§ Exercise prompt
Write the records below out again exactly as given, with no images.

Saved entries
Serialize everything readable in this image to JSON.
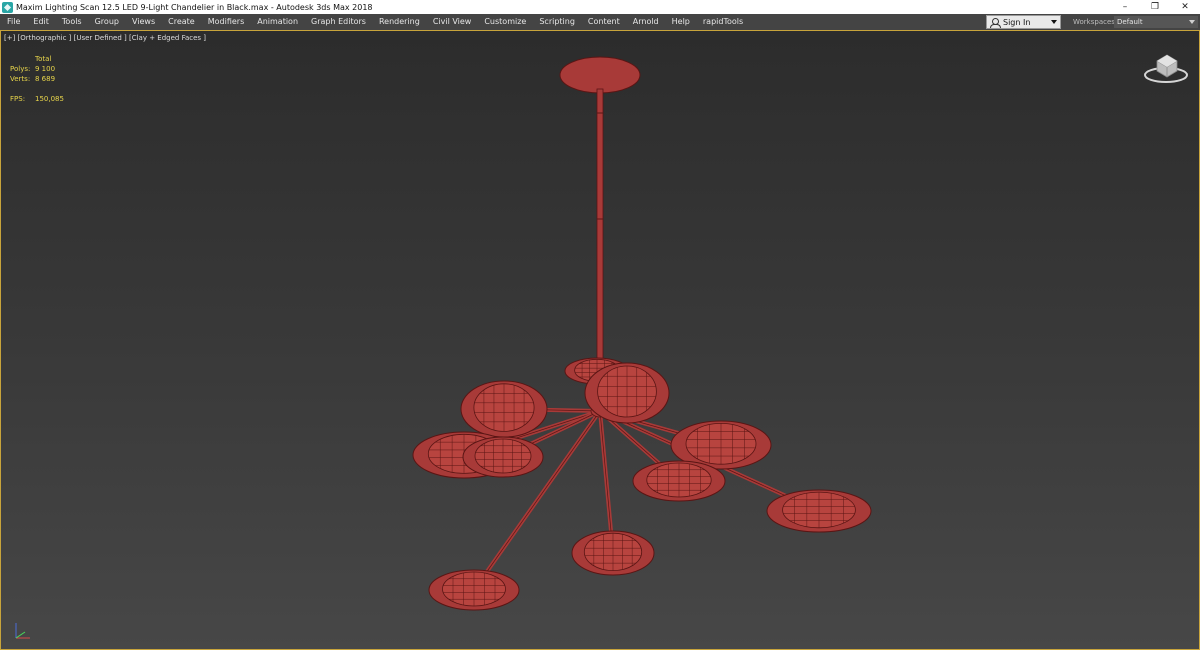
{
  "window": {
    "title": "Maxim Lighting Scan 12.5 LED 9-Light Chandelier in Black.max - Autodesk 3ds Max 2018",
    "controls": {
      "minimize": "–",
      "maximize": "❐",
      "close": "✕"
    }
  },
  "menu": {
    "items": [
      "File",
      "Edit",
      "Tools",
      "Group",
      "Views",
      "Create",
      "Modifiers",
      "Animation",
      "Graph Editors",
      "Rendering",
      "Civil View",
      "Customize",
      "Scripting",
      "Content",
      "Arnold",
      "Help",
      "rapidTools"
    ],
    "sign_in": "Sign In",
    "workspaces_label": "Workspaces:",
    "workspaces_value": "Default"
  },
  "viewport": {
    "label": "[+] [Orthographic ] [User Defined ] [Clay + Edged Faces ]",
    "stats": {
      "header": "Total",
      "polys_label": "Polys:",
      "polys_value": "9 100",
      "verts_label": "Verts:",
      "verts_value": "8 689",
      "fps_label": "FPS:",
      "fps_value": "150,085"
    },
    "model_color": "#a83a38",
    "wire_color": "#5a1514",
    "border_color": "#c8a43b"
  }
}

§ Reply
Serialize everything readable in this image to JSON.
{
  "window": {
    "title": "Maxim Lighting Scan 12.5 LED 9-Light Chandelier in Black.max - Autodesk 3ds Max 2018",
    "controls": {
      "minimize": "–",
      "maximize": "❐",
      "close": "✕"
    }
  },
  "menu": {
    "items": [
      "File",
      "Edit",
      "Tools",
      "Group",
      "Views",
      "Create",
      "Modifiers",
      "Animation",
      "Graph Editors",
      "Rendering",
      "Civil View",
      "Customize",
      "Scripting",
      "Content",
      "Arnold",
      "Help",
      "rapidTools"
    ],
    "sign_in": "Sign In",
    "workspaces_label": "Workspaces:",
    "workspaces_value": "Default"
  },
  "viewport": {
    "label": "[+] [Orthographic ] [User Defined ] [Clay + Edged Faces ]",
    "stats": {
      "header": "Total",
      "polys_label": "Polys:",
      "polys_value": "9 100",
      "verts_label": "Verts:",
      "verts_value": "8 689",
      "fps_label": "FPS:",
      "fps_value": "150,085"
    },
    "model_color": "#a83a38",
    "wire_color": "#5a1514",
    "border_color": "#c8a43b"
  }
}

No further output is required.